WORK TO COMPLETE - Copy every line of the listing exactly.

WORKING DATA -

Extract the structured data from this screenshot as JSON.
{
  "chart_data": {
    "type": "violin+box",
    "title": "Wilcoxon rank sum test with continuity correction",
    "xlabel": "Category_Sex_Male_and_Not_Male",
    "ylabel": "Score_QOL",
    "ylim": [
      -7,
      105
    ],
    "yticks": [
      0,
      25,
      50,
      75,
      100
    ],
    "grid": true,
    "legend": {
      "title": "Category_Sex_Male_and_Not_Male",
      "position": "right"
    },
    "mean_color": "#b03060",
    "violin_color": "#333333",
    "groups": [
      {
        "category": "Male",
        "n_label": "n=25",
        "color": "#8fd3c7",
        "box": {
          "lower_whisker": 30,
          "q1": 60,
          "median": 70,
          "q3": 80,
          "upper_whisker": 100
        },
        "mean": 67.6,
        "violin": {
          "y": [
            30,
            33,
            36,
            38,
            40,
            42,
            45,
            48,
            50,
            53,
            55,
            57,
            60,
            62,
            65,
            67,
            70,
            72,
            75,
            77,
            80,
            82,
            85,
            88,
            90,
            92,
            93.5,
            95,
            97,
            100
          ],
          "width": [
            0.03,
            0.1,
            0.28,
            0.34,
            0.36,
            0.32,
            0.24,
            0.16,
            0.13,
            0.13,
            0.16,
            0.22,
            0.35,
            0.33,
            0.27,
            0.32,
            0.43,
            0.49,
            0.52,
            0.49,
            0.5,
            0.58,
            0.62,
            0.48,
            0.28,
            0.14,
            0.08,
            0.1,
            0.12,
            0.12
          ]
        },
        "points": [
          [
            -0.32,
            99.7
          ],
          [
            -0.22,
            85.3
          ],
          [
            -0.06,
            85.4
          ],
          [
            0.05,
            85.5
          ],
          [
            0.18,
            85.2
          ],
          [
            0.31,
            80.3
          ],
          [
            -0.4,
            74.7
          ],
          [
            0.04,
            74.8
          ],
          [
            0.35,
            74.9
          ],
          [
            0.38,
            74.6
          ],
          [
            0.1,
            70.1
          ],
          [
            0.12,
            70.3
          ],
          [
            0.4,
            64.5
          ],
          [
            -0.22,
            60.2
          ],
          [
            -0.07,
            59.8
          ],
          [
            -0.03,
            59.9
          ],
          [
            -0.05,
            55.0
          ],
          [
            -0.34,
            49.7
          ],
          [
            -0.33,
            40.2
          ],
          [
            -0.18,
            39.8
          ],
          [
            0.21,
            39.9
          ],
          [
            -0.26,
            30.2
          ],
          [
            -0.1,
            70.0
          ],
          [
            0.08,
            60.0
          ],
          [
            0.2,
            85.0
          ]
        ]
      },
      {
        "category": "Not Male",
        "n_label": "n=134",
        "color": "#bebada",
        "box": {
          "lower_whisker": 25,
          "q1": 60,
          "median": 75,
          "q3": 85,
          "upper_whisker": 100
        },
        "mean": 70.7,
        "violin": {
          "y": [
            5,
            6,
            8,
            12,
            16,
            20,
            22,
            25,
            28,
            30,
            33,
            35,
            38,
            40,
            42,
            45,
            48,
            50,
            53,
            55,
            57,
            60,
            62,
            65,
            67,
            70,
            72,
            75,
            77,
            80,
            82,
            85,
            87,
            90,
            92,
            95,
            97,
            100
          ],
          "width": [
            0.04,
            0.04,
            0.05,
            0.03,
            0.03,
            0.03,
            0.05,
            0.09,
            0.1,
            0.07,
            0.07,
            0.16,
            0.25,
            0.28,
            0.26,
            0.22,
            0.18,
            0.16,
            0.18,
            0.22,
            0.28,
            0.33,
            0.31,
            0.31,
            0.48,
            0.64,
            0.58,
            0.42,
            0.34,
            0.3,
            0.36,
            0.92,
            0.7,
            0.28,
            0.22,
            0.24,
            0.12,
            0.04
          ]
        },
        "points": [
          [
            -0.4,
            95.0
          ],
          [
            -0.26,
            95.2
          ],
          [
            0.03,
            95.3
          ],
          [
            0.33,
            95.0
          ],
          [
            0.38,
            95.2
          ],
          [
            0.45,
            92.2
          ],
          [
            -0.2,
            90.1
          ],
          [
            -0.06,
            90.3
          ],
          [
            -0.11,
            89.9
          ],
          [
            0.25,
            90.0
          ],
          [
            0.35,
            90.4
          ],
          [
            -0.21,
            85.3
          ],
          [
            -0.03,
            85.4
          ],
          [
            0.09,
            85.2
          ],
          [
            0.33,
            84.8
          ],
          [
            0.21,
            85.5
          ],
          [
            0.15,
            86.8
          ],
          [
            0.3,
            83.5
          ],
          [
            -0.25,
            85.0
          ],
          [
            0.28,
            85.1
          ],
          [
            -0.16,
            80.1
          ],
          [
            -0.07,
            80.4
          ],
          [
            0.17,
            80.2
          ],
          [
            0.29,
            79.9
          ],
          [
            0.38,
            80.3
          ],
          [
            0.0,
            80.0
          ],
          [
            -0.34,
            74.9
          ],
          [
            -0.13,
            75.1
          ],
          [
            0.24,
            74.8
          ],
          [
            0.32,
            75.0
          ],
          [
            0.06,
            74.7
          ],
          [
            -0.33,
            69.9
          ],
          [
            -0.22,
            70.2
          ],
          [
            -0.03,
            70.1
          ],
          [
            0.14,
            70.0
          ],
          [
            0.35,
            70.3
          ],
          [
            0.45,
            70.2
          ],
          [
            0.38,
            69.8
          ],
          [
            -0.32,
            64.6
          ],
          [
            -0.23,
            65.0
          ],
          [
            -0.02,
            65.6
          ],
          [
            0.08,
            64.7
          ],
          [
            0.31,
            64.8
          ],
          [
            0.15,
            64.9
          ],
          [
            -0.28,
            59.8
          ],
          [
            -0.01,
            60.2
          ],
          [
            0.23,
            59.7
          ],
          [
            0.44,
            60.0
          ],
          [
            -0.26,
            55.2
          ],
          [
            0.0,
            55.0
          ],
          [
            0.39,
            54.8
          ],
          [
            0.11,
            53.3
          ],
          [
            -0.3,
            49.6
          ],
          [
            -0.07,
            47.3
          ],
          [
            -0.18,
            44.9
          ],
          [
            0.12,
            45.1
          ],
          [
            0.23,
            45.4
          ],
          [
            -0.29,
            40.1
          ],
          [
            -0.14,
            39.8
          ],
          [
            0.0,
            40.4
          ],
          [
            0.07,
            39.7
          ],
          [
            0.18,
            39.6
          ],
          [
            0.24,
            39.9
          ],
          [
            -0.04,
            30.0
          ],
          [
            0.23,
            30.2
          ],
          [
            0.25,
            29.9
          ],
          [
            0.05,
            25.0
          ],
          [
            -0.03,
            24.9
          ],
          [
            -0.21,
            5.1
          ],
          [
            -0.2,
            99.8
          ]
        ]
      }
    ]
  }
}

EXERCISE OUTPUT -
Extract the structured data from this screenshot as JSON.
{
  "chart_data": {
    "type": "violin+box",
    "title": "Wilcoxon rank sum test with continuity correction",
    "xlabel": "Category_Sex_Male_and_Not_Male",
    "ylabel": "Score_QOL",
    "ylim": [
      -7,
      105
    ],
    "yticks": [
      0,
      25,
      50,
      75,
      100
    ],
    "grid": true,
    "legend": {
      "title": "Category_Sex_Male_and_Not_Male",
      "position": "right"
    },
    "mean_color": "#b03060",
    "violin_color": "#333333",
    "groups": [
      {
        "category": "Male",
        "n_label": "n=25",
        "color": "#8fd3c7",
        "box": {
          "lower_whisker": 30,
          "q1": 60,
          "median": 70,
          "q3": 80,
          "upper_whisker": 100
        },
        "mean": 67.6,
        "violin": {
          "y": [
            30,
            33,
            36,
            38,
            40,
            42,
            45,
            48,
            50,
            53,
            55,
            57,
            60,
            62,
            65,
            67,
            70,
            72,
            75,
            77,
            80,
            82,
            85,
            88,
            90,
            92,
            93.5,
            95,
            97,
            100
          ],
          "width": [
            0.03,
            0.1,
            0.28,
            0.34,
            0.36,
            0.32,
            0.24,
            0.16,
            0.13,
            0.13,
            0.16,
            0.22,
            0.35,
            0.33,
            0.27,
            0.32,
            0.43,
            0.49,
            0.52,
            0.49,
            0.5,
            0.58,
            0.62,
            0.48,
            0.28,
            0.14,
            0.08,
            0.1,
            0.12,
            0.12
          ]
        },
        "points": [
          [
            -0.32,
            99.7
          ],
          [
            -0.22,
            85.3
          ],
          [
            -0.06,
            85.4
          ],
          [
            0.05,
            85.5
          ],
          [
            0.18,
            85.2
          ],
          [
            0.31,
            80.3
          ],
          [
            -0.4,
            74.7
          ],
          [
            0.04,
            74.8
          ],
          [
            0.35,
            74.9
          ],
          [
            0.38,
            74.6
          ],
          [
            0.1,
            70.1
          ],
          [
            0.12,
            70.3
          ],
          [
            0.4,
            64.5
          ],
          [
            -0.22,
            60.2
          ],
          [
            -0.07,
            59.8
          ],
          [
            -0.03,
            59.9
          ],
          [
            -0.05,
            55.0
          ],
          [
            -0.34,
            49.7
          ],
          [
            -0.33,
            40.2
          ],
          [
            -0.18,
            39.8
          ],
          [
            0.21,
            39.9
          ],
          [
            -0.26,
            30.2
          ],
          [
            -0.1,
            70.0
          ],
          [
            0.08,
            60.0
          ],
          [
            0.2,
            85.0
          ]
        ]
      },
      {
        "category": "Not Male",
        "n_label": "n=134",
        "color": "#bebada",
        "box": {
          "lower_whisker": 25,
          "q1": 60,
          "median": 75,
          "q3": 85,
          "upper_whisker": 100
        },
        "mean": 70.7,
        "violin": {
          "y": [
            5,
            6,
            8,
            12,
            16,
            20,
            22,
            25,
            28,
            30,
            33,
            35,
            38,
            40,
            42,
            45,
            48,
            50,
            53,
            55,
            57,
            60,
            62,
            65,
            67,
            70,
            72,
            75,
            77,
            80,
            82,
            85,
            87,
            90,
            92,
            95,
            97,
            100
          ],
          "width": [
            0.04,
            0.04,
            0.05,
            0.03,
            0.03,
            0.03,
            0.05,
            0.09,
            0.1,
            0.07,
            0.07,
            0.16,
            0.25,
            0.28,
            0.26,
            0.22,
            0.18,
            0.16,
            0.18,
            0.22,
            0.28,
            0.33,
            0.31,
            0.31,
            0.48,
            0.64,
            0.58,
            0.42,
            0.34,
            0.3,
            0.36,
            0.92,
            0.7,
            0.28,
            0.22,
            0.24,
            0.12,
            0.04
          ]
        },
        "points": [
          [
            -0.4,
            95.0
          ],
          [
            -0.26,
            95.2
          ],
          [
            0.03,
            95.3
          ],
          [
            0.33,
            95.0
          ],
          [
            0.38,
            95.2
          ],
          [
            0.45,
            92.2
          ],
          [
            -0.2,
            90.1
          ],
          [
            -0.06,
            90.3
          ],
          [
            -0.11,
            89.9
          ],
          [
            0.25,
            90.0
          ],
          [
            0.35,
            90.4
          ],
          [
            -0.21,
            85.3
          ],
          [
            -0.03,
            85.4
          ],
          [
            0.09,
            85.2
          ],
          [
            0.33,
            84.8
          ],
          [
            0.21,
            85.5
          ],
          [
            0.15,
            86.8
          ],
          [
            0.3,
            83.5
          ],
          [
            -0.25,
            85.0
          ],
          [
            0.28,
            85.1
          ],
          [
            -0.16,
            80.1
          ],
          [
            -0.07,
            80.4
          ],
          [
            0.17,
            80.2
          ],
          [
            0.29,
            79.9
          ],
          [
            0.38,
            80.3
          ],
          [
            0.0,
            80.0
          ],
          [
            -0.34,
            74.9
          ],
          [
            -0.13,
            75.1
          ],
          [
            0.24,
            74.8
          ],
          [
            0.32,
            75.0
          ],
          [
            0.06,
            74.7
          ],
          [
            -0.33,
            69.9
          ],
          [
            -0.22,
            70.2
          ],
          [
            -0.03,
            70.1
          ],
          [
            0.14,
            70.0
          ],
          [
            0.35,
            70.3
          ],
          [
            0.45,
            70.2
          ],
          [
            0.38,
            69.8
          ],
          [
            -0.32,
            64.6
          ],
          [
            -0.23,
            65.0
          ],
          [
            -0.02,
            65.6
          ],
          [
            0.08,
            64.7
          ],
          [
            0.31,
            64.8
          ],
          [
            0.15,
            64.9
          ],
          [
            -0.28,
            59.8
          ],
          [
            -0.01,
            60.2
          ],
          [
            0.23,
            59.7
          ],
          [
            0.44,
            60.0
          ],
          [
            -0.26,
            55.2
          ],
          [
            0.0,
            55.0
          ],
          [
            0.39,
            54.8
          ],
          [
            0.11,
            53.3
          ],
          [
            -0.3,
            49.6
          ],
          [
            -0.07,
            47.3
          ],
          [
            -0.18,
            44.9
          ],
          [
            0.12,
            45.1
          ],
          [
            0.23,
            45.4
          ],
          [
            -0.29,
            40.1
          ],
          [
            -0.14,
            39.8
          ],
          [
            0.0,
            40.4
          ],
          [
            0.07,
            39.7
          ],
          [
            0.18,
            39.6
          ],
          [
            0.24,
            39.9
          ],
          [
            -0.04,
            30.0
          ],
          [
            0.23,
            30.2
          ],
          [
            0.25,
            29.9
          ],
          [
            0.05,
            25.0
          ],
          [
            -0.03,
            24.9
          ],
          [
            -0.21,
            5.1
          ],
          [
            -0.2,
            99.8
          ]
        ]
      }
    ]
  }
}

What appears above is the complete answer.